**Extract provided**
Natural gas production at an excess now- price increases only causes more usage


CBO, 2012, May, Congressional Budget Office, “Energy Security in the United States,” http://www.cbo.gov/sites/default/files/cbofiles/attachments/05-09-EnergySecurity.pdf, JHaze
Most importantly, U.S. producers and consumers of natural gas maintain a significant reserve of natural gas in storage (30 percent of annual domestic consumption in 2010), which is drawn down or added to fairly regularly; in contrast, oil storage in the United States represents a much smaller supply of annual world consumption (less than 4 percent in 2010). 14 That storage provides firms that use natural gas a significant cushion against temporary disruptions in supply. In addition, in some parts of the United States, more natural gas is produced than can be sold profitably, causing producers to dispose of the excess. 15 A persistent disruption that put upward pressure on natural gas prices could create sufficient incentives for firms to build additional infrastructure to enable them to sell their excess natural gas.

**Task statement**
Translate this sentence from the excerpt on natural gas into Spanish: "That storage provides firms that use natural gas a significant cushion against temporary disruptions in supply." The records have no connection to the text on natural gas.

**Data excerpts**
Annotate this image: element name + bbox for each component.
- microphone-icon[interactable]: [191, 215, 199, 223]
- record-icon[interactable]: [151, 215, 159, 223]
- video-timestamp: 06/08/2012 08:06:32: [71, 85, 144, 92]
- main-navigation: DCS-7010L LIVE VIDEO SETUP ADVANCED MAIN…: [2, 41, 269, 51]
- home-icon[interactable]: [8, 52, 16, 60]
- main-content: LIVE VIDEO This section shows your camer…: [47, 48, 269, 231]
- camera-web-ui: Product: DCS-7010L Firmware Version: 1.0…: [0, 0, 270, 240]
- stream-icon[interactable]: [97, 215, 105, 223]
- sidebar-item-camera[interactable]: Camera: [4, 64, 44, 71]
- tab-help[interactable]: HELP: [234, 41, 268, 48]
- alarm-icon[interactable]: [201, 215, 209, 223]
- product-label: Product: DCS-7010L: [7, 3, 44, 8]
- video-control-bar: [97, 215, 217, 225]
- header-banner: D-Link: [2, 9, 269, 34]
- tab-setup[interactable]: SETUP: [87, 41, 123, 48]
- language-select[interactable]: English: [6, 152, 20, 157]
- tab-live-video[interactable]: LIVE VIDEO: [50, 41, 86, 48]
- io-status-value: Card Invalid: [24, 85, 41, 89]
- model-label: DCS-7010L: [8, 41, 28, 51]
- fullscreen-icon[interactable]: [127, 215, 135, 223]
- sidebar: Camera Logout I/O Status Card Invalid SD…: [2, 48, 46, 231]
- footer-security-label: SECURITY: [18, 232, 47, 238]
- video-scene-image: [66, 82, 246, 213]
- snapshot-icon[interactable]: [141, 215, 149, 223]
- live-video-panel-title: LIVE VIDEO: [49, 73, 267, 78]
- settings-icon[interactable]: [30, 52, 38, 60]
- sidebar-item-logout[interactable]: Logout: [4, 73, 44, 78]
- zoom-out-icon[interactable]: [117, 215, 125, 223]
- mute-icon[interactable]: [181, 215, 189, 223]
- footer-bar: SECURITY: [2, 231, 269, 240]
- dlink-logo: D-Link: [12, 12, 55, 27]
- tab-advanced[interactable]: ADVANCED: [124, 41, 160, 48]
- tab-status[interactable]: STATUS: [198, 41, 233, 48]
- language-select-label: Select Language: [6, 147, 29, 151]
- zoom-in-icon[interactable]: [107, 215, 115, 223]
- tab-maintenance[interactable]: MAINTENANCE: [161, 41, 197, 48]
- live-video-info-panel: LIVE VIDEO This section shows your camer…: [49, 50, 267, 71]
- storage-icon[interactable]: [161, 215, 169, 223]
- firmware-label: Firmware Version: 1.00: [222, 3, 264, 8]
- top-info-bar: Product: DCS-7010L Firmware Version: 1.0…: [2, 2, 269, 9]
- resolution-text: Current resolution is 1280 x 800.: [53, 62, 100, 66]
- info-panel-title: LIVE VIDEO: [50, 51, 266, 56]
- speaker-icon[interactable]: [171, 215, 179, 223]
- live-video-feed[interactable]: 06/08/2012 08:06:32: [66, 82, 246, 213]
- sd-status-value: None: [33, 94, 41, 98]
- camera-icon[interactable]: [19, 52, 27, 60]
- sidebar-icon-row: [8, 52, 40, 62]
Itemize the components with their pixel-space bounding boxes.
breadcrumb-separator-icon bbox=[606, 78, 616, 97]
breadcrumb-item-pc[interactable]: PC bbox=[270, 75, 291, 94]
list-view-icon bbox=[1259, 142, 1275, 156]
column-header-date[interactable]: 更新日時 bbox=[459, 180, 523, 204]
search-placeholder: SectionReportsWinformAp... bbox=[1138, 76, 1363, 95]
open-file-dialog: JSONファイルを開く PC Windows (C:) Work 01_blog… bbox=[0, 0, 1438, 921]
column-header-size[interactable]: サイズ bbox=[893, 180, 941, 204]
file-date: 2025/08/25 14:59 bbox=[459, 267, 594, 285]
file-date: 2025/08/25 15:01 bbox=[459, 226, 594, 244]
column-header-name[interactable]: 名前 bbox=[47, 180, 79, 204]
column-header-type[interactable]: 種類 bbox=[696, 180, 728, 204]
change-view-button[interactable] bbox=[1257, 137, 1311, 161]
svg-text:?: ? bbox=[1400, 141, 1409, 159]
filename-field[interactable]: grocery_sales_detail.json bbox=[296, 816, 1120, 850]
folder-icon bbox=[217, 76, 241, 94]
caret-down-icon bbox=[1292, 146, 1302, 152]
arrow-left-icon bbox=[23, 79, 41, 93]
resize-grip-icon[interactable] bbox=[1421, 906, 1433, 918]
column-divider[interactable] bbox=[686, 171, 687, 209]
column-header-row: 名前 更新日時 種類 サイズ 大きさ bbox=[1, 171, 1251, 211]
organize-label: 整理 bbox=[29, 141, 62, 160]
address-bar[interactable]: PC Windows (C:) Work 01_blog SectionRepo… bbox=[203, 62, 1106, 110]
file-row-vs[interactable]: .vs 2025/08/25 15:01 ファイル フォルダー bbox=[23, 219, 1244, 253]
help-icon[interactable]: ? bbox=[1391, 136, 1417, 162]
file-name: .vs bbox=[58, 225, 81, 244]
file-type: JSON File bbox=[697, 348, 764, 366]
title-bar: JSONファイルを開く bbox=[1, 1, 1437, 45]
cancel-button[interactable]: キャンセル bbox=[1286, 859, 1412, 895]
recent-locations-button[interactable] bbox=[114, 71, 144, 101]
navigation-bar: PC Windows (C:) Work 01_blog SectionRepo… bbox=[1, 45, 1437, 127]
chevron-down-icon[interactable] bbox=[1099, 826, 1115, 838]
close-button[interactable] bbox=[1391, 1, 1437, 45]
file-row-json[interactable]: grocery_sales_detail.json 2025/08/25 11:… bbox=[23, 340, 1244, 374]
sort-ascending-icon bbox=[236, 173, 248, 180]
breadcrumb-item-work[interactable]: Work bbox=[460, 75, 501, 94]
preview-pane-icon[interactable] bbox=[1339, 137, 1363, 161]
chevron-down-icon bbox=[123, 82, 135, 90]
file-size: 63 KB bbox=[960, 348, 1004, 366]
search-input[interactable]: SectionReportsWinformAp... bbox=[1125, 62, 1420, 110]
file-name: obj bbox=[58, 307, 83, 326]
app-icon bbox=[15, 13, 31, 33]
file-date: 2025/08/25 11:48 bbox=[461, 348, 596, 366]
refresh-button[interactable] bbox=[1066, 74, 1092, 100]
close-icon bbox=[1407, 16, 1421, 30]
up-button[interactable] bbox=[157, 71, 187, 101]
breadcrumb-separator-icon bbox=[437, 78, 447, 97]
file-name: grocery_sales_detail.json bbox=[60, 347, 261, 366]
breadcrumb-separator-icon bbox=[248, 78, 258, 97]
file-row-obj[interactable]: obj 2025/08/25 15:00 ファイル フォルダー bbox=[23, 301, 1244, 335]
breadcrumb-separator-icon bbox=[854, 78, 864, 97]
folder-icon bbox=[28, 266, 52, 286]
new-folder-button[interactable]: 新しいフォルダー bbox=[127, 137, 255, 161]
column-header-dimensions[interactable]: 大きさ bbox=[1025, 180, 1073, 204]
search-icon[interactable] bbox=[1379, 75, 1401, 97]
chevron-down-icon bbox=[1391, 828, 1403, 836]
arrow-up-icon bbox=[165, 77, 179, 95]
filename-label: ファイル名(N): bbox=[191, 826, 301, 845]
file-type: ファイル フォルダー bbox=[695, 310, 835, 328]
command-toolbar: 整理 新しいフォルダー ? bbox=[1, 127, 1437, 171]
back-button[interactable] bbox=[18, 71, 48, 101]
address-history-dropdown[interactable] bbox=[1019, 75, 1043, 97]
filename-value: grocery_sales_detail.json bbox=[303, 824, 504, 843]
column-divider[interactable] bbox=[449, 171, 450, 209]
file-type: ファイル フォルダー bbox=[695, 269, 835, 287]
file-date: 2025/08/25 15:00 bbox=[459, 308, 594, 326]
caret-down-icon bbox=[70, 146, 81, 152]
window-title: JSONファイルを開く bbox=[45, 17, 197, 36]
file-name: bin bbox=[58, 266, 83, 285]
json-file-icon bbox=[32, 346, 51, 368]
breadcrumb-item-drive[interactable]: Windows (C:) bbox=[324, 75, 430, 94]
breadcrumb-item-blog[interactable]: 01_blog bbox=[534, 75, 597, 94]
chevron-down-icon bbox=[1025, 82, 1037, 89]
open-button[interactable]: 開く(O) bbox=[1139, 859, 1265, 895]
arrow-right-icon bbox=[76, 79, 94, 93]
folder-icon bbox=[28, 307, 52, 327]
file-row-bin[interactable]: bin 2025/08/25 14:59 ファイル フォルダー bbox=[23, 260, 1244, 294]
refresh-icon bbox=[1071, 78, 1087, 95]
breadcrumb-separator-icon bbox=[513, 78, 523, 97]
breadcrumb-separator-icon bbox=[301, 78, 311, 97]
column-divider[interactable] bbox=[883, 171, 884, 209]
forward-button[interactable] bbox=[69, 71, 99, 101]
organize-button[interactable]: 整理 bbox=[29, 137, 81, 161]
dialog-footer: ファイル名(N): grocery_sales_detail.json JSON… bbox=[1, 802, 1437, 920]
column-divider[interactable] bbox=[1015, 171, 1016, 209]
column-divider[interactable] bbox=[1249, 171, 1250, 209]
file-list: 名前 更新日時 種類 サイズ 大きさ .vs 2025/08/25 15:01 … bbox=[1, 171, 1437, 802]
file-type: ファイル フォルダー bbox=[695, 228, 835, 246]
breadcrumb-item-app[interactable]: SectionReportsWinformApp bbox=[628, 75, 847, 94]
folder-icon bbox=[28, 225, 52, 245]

**Result for this exercise**
Ese almacenamiento les brinda a las empresas que usan gas natural un colchón considerable frente a interrupciones temporales del suministro.